Prompt
Scan the entries below for the word "Blot". Copy each line that has it.

========

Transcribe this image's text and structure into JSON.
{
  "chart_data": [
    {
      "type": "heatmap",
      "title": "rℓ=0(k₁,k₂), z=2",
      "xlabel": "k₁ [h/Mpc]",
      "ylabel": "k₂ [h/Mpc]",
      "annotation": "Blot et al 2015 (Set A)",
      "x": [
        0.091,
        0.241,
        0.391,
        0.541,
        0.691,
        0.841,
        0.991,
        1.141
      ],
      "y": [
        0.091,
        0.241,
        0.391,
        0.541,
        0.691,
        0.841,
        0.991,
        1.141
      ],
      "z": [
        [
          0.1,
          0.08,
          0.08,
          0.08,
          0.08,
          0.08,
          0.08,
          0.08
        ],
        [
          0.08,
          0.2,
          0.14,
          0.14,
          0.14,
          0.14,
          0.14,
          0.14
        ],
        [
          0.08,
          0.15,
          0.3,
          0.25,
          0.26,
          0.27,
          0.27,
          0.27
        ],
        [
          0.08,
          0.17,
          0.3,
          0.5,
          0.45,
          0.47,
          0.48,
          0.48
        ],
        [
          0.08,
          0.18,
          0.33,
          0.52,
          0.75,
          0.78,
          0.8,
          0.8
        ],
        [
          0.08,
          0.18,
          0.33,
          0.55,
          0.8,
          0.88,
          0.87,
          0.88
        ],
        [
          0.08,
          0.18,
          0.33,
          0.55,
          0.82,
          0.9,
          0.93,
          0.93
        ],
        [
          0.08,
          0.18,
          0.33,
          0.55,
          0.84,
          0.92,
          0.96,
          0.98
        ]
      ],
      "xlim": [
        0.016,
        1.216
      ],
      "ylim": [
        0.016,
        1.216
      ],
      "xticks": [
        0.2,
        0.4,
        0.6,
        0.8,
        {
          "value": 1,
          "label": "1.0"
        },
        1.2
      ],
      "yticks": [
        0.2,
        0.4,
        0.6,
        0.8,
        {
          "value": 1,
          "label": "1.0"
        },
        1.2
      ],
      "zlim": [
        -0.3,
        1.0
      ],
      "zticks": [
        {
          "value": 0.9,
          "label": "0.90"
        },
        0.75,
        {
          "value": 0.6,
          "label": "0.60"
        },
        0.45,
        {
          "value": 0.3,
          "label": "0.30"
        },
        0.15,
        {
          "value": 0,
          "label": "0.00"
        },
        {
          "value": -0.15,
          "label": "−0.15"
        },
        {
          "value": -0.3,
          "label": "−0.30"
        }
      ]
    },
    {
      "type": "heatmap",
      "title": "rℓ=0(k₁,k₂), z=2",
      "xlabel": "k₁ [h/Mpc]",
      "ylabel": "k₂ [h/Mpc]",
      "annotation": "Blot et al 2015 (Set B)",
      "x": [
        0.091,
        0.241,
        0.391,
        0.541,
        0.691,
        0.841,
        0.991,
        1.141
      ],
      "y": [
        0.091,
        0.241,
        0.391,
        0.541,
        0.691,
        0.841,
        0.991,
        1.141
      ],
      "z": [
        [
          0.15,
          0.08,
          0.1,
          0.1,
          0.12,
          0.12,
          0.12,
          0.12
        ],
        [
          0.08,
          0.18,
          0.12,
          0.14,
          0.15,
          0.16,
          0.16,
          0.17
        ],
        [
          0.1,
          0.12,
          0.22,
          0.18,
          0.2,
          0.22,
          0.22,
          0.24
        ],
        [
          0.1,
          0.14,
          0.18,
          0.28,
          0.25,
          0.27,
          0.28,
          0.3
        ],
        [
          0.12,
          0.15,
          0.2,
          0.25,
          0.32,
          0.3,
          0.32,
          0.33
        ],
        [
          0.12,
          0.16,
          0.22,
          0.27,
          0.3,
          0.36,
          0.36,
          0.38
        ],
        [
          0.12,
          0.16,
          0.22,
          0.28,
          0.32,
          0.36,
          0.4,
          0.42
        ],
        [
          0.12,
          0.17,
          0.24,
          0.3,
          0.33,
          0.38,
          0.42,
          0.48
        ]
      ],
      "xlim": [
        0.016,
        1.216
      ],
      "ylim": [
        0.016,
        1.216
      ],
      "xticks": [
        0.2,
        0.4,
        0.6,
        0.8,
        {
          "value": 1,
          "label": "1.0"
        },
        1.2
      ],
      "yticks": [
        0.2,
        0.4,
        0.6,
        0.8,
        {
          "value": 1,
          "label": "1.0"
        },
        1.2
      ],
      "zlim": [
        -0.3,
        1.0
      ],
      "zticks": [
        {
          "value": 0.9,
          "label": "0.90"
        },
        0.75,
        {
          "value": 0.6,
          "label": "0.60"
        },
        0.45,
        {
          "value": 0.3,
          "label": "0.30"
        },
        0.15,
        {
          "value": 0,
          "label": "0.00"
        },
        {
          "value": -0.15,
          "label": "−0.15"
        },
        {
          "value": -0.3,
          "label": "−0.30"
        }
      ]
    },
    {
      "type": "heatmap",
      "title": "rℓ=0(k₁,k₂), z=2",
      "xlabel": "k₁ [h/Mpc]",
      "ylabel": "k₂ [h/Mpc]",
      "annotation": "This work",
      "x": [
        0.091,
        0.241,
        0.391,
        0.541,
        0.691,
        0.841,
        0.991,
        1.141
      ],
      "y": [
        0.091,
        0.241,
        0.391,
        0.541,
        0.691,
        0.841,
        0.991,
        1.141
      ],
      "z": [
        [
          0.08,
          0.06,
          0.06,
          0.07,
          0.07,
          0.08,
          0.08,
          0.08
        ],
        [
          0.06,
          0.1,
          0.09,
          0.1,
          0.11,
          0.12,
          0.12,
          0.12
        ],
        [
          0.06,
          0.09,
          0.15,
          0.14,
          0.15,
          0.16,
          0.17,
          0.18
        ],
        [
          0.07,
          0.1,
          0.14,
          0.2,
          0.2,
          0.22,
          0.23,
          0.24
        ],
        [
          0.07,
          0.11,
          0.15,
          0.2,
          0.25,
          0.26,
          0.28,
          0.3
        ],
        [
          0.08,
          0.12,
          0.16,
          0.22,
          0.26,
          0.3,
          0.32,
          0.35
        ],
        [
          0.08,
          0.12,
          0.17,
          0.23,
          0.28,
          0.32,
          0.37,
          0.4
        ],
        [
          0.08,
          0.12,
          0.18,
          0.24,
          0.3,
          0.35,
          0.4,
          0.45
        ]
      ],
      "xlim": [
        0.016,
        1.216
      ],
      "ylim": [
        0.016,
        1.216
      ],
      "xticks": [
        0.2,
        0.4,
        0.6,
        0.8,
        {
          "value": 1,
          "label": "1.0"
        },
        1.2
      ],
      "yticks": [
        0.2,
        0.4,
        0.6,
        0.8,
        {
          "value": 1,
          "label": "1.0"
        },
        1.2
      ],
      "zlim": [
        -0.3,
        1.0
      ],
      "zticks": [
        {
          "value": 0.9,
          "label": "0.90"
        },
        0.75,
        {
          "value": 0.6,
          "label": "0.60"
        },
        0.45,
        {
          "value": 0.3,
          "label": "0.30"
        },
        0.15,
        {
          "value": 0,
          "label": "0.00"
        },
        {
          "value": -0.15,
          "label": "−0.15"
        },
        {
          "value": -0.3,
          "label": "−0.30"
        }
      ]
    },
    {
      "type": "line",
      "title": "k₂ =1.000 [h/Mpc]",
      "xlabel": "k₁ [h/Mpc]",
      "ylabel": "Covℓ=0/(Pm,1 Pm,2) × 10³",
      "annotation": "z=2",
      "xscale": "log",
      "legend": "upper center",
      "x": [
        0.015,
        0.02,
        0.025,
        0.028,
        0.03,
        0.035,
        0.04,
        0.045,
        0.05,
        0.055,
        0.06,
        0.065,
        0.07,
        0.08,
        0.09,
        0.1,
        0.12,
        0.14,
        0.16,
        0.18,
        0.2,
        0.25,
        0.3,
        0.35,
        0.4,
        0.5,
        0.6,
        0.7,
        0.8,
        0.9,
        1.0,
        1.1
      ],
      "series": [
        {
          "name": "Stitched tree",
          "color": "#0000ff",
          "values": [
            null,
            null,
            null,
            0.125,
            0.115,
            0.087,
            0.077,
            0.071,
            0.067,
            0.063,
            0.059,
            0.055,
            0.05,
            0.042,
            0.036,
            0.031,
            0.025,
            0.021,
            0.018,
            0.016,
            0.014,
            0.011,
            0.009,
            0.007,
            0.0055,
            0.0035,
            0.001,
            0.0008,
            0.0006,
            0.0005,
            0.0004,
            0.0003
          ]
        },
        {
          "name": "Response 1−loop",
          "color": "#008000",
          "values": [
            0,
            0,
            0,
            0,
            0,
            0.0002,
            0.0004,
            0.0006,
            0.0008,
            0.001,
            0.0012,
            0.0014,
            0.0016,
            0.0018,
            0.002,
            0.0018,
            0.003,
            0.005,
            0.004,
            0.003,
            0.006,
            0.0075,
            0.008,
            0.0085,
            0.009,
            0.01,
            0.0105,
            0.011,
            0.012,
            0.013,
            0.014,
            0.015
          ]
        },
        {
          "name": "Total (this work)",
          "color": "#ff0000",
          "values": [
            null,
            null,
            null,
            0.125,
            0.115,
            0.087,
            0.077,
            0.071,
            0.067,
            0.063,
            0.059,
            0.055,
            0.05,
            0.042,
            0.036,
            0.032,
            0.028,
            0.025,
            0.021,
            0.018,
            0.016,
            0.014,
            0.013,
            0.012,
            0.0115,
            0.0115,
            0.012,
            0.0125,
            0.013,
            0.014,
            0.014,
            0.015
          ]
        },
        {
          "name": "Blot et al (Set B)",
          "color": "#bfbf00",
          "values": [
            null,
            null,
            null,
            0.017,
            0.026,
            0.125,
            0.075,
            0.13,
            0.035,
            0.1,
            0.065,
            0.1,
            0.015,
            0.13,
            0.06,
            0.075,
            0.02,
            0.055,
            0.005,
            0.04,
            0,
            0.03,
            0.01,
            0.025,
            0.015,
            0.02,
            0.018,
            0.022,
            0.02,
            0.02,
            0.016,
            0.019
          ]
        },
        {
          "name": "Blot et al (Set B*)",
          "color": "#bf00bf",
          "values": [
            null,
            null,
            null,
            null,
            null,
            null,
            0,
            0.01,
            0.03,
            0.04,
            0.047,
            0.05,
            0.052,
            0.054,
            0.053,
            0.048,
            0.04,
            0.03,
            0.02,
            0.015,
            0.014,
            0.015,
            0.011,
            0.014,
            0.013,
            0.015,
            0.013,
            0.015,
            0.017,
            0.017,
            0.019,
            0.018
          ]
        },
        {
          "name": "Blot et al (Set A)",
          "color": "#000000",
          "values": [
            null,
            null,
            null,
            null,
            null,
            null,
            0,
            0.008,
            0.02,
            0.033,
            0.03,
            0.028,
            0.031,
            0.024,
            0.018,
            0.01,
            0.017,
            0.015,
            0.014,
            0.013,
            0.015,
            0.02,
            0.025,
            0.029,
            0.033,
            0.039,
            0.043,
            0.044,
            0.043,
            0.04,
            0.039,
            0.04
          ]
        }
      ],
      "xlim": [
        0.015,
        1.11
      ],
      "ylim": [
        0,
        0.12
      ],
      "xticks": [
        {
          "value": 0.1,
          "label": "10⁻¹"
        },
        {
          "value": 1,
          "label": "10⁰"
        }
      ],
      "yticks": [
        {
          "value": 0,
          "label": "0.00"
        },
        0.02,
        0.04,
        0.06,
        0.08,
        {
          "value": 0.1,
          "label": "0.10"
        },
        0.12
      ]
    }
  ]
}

========

Answer below
      "annotation": "Blot et al 2015 (Set A)",
      "annotation": "Blot et al 2015 (Set B)",
          "name": "Blot et al (Set B)",
          "name": "Blot et al (Set B*)",
          "name": "Blot et al (Set A)",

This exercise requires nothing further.